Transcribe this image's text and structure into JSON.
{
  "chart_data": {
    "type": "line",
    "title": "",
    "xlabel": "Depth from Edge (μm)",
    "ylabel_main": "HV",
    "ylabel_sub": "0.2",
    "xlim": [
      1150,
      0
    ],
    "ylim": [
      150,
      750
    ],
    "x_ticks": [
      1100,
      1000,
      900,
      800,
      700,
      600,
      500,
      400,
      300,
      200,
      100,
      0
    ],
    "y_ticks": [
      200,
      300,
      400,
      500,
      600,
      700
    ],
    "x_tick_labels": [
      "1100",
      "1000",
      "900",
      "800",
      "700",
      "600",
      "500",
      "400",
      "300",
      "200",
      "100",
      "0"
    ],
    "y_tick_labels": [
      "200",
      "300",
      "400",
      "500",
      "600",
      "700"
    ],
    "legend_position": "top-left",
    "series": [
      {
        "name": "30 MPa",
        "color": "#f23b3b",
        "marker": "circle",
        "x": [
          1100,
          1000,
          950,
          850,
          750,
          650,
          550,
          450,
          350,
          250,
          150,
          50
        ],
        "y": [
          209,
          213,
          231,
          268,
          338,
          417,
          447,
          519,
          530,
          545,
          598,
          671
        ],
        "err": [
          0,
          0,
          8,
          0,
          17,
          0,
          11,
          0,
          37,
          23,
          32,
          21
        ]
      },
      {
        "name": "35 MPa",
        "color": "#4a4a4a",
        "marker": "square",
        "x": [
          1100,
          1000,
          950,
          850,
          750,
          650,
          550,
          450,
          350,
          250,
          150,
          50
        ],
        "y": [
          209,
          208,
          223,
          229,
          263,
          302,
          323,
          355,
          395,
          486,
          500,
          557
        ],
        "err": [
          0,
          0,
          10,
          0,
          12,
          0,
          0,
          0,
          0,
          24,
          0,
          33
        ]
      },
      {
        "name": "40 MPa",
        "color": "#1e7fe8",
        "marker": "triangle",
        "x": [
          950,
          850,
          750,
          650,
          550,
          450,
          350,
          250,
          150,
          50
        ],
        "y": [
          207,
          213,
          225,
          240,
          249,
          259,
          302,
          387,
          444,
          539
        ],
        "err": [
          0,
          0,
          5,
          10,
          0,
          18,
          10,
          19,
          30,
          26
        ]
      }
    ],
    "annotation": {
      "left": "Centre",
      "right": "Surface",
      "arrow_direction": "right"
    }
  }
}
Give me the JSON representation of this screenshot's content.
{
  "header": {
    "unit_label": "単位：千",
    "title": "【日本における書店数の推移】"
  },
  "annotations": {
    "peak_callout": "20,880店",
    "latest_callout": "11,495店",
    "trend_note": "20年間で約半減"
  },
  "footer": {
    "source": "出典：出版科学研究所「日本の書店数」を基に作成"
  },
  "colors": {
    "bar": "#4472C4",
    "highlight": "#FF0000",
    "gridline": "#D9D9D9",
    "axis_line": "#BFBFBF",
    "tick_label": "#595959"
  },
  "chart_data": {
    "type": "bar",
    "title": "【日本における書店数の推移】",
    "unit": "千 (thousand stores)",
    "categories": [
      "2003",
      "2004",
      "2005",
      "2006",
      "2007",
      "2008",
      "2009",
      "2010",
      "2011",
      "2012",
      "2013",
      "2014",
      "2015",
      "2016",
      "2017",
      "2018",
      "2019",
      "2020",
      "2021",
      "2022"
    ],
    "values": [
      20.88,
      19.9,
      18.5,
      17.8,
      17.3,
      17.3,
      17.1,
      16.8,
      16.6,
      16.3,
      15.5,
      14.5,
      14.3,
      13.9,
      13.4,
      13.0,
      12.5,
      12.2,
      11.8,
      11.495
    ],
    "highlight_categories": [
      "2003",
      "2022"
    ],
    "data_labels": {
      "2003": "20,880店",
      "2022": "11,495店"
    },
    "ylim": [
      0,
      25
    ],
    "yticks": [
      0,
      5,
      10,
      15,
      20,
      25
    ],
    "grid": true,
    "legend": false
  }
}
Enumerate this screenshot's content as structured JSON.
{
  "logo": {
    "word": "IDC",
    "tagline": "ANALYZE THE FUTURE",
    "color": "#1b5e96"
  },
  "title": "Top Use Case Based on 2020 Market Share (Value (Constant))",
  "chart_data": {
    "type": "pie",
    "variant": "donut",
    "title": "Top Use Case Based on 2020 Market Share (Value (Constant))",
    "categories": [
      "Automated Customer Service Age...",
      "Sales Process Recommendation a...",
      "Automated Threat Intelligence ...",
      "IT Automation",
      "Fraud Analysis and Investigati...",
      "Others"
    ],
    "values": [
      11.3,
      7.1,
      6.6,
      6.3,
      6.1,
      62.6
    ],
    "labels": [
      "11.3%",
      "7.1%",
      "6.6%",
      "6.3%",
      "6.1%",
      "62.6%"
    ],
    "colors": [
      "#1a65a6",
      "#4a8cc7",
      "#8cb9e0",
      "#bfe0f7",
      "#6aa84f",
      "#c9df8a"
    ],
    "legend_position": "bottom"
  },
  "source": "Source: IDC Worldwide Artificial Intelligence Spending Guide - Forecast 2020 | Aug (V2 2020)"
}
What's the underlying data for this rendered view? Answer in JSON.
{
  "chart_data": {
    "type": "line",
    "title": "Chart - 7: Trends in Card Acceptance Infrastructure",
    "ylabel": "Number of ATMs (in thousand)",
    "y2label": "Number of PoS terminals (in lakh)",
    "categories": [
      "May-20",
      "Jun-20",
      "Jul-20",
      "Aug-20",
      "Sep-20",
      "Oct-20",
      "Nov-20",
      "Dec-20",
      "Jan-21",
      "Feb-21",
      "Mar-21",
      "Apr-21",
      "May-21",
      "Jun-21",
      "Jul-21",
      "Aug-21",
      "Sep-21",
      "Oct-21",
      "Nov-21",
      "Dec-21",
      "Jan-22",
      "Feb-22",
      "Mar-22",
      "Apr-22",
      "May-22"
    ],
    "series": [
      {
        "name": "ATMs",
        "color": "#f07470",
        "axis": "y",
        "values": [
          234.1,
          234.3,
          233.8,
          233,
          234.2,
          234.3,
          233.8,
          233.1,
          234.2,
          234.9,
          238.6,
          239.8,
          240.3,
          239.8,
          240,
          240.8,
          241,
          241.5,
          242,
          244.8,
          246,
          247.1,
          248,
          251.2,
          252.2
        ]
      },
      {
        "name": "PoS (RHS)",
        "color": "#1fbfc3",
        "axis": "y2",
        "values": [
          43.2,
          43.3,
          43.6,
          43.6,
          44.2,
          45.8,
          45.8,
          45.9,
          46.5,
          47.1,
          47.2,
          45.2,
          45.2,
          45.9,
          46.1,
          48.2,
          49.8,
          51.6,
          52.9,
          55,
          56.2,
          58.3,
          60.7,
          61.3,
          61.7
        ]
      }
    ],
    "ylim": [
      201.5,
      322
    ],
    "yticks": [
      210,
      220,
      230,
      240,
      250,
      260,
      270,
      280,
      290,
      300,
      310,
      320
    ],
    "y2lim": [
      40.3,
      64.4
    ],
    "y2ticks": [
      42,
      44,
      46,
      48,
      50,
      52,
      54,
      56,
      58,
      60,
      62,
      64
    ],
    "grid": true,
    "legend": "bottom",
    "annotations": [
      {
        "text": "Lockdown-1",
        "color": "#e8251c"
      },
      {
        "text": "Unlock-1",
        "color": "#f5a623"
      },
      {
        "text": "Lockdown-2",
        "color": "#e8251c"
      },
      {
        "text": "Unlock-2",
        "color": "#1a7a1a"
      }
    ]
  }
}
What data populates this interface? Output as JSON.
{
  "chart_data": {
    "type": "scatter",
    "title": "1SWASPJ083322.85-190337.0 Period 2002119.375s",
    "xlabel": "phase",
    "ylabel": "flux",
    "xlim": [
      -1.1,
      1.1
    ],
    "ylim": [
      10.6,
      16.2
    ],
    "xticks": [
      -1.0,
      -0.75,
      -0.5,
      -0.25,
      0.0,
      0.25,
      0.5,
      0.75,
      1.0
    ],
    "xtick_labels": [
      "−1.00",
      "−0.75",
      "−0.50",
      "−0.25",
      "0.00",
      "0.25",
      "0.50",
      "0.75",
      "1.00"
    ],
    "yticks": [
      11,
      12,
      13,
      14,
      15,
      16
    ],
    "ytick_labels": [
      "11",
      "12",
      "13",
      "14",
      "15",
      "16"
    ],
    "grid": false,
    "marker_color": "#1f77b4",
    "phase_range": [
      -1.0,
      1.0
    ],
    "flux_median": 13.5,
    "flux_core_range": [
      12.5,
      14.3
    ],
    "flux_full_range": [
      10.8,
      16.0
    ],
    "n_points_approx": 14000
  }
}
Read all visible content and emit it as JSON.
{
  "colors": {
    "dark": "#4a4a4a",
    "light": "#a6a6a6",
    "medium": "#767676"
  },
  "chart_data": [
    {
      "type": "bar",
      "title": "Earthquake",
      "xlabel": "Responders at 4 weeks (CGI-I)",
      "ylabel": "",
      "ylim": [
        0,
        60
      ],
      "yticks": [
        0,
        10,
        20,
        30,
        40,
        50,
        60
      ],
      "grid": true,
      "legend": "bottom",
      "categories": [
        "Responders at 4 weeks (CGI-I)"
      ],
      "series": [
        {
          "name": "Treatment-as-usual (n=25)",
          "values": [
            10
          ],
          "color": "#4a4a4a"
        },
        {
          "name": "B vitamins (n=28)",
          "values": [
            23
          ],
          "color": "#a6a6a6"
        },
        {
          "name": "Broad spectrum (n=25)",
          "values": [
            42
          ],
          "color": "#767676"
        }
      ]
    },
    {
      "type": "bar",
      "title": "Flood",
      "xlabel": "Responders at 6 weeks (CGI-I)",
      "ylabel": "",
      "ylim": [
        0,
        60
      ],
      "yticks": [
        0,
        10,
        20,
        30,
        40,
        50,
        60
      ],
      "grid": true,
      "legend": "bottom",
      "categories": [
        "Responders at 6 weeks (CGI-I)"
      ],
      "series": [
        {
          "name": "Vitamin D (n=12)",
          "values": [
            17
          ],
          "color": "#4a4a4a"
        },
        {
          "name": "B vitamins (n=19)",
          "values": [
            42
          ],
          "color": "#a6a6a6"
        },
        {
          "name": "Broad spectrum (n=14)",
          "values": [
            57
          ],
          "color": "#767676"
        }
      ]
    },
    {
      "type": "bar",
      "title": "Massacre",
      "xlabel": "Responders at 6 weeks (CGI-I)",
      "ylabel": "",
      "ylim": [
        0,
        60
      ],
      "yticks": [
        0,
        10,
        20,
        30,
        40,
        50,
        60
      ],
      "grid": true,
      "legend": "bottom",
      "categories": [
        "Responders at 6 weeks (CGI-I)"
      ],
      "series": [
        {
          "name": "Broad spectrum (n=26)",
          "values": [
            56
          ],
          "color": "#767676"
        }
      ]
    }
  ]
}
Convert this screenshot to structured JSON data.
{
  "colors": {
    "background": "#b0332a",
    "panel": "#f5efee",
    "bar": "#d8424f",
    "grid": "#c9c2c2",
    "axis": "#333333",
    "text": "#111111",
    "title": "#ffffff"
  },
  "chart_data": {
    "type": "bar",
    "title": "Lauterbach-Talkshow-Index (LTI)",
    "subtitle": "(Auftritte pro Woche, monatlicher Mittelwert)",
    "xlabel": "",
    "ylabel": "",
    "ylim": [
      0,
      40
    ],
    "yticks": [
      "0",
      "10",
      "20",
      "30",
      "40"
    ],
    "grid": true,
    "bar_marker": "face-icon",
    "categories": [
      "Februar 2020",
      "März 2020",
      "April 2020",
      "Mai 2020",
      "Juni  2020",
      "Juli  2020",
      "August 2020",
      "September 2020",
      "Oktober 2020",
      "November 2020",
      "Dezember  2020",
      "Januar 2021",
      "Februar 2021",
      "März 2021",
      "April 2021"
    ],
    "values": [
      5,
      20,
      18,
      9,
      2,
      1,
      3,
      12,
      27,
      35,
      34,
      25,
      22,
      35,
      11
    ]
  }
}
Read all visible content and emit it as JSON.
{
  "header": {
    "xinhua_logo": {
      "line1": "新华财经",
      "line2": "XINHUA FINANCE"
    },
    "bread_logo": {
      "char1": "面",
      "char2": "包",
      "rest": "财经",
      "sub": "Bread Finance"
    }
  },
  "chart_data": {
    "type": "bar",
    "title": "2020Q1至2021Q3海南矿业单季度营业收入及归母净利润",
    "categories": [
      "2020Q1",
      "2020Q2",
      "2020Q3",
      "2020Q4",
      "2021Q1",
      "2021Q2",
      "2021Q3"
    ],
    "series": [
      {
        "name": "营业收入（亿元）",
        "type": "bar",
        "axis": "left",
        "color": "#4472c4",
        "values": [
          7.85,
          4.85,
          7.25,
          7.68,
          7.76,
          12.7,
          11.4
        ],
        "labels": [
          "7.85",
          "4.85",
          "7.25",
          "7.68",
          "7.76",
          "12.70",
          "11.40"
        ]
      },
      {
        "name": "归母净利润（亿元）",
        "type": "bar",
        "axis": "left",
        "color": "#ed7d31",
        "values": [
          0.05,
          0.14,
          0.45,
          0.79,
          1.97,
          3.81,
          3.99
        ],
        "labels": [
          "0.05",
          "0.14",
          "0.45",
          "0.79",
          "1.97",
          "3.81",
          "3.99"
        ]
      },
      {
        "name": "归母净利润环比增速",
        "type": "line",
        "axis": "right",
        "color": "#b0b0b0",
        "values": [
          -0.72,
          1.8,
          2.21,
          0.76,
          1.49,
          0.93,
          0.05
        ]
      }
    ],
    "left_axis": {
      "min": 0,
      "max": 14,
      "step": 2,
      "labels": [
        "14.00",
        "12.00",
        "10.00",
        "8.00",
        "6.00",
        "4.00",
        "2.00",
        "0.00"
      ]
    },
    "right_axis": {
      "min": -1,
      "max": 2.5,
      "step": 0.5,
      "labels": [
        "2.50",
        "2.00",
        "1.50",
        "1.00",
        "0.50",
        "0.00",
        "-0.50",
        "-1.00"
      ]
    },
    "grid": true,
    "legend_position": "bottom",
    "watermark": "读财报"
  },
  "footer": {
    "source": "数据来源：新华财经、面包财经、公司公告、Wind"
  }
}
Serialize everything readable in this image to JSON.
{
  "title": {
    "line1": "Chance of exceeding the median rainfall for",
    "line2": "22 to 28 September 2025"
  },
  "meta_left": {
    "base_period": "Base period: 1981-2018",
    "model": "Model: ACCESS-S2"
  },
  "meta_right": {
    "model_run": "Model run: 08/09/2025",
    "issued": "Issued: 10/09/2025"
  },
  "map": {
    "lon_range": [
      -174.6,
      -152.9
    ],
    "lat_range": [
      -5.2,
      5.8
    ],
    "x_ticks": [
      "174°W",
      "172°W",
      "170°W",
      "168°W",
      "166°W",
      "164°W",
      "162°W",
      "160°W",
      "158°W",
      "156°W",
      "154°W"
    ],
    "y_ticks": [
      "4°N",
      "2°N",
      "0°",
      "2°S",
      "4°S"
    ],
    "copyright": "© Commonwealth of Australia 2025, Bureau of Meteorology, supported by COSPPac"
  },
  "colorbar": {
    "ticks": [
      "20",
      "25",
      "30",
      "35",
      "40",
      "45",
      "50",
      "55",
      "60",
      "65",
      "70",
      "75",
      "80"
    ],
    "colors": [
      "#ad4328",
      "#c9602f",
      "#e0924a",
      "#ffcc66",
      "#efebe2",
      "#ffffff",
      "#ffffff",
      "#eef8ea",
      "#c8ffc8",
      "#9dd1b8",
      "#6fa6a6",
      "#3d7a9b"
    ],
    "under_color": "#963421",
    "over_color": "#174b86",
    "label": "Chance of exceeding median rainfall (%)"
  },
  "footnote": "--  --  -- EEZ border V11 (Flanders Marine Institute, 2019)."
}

> Work to be completed:
Give only the number of lines that include the word "image".

> Expected answer:
2